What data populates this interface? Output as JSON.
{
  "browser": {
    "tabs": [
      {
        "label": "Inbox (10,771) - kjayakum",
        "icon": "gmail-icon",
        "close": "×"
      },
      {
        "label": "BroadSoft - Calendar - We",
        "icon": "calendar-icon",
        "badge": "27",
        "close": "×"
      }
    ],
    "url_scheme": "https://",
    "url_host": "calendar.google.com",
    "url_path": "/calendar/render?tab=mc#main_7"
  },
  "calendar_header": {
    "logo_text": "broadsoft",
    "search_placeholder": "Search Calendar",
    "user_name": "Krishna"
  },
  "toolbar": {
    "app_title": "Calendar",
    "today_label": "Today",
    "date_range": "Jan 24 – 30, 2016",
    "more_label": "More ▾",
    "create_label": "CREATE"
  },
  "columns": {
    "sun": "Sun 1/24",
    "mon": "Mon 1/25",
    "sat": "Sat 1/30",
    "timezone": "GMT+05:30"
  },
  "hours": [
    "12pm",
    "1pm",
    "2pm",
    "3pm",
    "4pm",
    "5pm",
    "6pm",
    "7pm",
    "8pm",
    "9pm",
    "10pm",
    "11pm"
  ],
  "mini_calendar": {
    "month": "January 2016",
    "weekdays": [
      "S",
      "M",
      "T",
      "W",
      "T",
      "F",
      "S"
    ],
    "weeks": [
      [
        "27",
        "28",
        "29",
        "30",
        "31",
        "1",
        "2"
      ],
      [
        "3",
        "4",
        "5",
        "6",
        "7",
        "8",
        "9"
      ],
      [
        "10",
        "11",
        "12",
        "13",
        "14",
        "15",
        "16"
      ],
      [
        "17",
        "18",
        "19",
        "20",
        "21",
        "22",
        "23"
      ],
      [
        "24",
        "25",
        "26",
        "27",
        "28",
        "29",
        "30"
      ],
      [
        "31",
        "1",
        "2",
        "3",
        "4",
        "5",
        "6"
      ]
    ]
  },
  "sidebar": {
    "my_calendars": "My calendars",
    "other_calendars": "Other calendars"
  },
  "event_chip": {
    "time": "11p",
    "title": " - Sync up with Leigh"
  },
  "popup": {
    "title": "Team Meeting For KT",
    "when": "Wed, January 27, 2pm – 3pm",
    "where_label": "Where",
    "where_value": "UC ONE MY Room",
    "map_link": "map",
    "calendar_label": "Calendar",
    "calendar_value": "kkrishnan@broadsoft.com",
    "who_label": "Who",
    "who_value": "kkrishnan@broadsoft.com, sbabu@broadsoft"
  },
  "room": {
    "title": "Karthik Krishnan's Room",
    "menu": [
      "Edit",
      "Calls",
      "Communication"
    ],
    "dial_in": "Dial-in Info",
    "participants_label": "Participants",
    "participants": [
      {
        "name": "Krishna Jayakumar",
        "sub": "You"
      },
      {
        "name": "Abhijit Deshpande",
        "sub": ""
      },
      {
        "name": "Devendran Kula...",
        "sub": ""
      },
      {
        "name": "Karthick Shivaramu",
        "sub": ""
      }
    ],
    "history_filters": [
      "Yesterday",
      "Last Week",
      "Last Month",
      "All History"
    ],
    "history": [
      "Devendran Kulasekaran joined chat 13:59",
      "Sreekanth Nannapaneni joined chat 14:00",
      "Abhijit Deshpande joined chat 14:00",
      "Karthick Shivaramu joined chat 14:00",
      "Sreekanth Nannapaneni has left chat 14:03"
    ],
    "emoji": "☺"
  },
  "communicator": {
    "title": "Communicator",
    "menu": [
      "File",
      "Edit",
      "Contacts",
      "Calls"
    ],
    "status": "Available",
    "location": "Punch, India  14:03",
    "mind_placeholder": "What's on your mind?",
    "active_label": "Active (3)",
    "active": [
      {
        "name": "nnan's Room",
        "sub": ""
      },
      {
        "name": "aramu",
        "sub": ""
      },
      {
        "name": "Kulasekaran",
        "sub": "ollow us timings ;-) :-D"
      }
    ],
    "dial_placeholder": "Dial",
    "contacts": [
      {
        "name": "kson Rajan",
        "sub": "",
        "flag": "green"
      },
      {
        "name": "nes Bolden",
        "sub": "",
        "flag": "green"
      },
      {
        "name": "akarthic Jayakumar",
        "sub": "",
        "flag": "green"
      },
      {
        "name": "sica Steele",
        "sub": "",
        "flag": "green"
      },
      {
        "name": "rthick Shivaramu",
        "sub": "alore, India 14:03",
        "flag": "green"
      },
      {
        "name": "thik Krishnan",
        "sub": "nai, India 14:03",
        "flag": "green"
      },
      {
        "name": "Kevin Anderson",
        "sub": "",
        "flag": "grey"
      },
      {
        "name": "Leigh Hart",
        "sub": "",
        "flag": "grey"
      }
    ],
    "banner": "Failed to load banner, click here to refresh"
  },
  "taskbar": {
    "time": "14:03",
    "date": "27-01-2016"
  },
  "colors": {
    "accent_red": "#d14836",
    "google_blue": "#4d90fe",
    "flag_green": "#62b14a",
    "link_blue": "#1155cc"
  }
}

┄┄┄┄┄┄┄┄┄┄┄┄┄┄┄┄┄┄┄┄

THE EXERCISE:
Your task is to collect every line above that contains the word "Abhijit".

SOLUTION FOR THIS EXERCISE:
        "name": "Abhijit Deshpande",
      "Abhijit Deshpande joined chat 14:00",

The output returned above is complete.